Set problem: Using the records below, locate all lines containing "horizontal" and return them.

Source records:
+++++

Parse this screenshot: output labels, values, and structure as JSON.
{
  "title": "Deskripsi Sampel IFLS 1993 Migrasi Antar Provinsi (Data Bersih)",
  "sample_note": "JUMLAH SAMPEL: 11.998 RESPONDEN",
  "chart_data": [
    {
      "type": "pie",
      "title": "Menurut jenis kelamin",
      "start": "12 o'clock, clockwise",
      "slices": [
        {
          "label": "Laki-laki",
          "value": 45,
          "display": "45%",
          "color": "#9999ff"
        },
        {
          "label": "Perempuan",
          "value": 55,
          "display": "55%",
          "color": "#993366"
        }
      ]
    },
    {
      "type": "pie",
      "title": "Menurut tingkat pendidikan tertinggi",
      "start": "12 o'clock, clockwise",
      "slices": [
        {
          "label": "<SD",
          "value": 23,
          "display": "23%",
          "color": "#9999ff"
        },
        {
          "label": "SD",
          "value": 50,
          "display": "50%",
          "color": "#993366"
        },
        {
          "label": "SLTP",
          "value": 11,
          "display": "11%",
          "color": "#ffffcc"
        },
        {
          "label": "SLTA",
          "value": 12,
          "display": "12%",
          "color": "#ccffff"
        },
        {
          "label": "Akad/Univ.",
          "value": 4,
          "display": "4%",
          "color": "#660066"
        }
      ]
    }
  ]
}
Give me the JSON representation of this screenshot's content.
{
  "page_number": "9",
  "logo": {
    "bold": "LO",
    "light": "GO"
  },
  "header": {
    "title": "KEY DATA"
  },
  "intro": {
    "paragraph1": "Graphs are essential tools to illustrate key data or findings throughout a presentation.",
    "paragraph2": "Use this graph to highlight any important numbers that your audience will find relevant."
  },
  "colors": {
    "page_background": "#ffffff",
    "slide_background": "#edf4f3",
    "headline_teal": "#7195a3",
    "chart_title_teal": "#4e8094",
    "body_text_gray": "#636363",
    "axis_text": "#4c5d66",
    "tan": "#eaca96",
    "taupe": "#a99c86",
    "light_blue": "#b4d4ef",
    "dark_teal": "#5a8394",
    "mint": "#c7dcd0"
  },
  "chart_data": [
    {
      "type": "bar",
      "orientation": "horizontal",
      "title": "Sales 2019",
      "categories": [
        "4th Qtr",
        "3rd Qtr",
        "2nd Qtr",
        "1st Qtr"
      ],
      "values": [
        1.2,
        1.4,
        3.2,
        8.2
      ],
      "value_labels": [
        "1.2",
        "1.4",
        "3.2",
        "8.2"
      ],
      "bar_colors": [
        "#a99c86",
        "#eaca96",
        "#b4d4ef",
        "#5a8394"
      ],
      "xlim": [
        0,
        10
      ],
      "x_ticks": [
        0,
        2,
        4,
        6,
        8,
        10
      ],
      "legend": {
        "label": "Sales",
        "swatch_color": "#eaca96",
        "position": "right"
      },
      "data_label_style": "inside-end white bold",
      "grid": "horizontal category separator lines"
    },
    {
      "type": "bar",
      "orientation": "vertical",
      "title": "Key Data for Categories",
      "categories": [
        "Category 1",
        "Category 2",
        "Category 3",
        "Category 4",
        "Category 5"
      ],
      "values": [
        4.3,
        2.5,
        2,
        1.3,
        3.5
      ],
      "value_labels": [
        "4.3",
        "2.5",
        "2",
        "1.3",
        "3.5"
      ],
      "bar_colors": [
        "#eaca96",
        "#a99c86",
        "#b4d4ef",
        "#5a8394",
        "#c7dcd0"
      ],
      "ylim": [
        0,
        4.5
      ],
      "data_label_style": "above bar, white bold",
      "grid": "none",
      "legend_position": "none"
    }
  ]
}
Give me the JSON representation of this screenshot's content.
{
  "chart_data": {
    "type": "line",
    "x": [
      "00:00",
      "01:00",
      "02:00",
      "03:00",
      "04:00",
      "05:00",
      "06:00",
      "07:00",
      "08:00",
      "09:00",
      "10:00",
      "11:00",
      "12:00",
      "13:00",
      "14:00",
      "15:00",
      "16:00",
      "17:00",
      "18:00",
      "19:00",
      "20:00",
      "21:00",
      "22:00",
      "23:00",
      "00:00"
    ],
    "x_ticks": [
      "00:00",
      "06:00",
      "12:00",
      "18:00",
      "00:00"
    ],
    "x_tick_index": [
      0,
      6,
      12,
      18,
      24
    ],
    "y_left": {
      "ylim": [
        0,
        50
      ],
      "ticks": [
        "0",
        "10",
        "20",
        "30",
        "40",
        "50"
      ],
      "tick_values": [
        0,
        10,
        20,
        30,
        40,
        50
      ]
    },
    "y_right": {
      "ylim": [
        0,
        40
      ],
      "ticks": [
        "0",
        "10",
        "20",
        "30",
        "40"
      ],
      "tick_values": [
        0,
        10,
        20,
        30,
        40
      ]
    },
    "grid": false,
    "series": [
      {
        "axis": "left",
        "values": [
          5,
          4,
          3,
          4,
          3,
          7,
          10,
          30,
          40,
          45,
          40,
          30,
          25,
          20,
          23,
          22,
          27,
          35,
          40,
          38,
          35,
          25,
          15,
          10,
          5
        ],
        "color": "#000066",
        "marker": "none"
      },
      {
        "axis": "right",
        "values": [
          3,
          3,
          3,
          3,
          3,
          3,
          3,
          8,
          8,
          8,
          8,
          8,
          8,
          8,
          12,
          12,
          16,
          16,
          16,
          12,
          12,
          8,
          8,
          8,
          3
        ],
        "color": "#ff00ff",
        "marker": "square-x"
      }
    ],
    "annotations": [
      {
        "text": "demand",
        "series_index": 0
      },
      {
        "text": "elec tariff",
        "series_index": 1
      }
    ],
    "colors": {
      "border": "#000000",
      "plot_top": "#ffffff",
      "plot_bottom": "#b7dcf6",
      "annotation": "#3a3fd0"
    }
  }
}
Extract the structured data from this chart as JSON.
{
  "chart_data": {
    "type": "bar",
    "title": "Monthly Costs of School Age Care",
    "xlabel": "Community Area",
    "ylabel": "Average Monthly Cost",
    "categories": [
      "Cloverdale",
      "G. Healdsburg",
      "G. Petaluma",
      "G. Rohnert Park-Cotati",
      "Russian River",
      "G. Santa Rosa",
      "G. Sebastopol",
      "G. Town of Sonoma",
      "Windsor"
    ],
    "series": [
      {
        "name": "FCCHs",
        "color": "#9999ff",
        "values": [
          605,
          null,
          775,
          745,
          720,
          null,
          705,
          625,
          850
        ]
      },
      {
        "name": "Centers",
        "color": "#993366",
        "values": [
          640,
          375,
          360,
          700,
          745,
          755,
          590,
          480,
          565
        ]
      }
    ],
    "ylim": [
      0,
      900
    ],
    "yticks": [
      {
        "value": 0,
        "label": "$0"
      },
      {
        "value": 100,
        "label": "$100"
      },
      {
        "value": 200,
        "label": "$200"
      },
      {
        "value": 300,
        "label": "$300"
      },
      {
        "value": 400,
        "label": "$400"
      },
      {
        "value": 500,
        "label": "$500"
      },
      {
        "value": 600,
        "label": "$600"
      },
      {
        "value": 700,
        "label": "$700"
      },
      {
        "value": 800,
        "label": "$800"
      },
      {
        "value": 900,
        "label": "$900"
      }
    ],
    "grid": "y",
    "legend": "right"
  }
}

+++++

In response:
      "orientation": "horizontal",
      "grid": "horizontal category separator lines"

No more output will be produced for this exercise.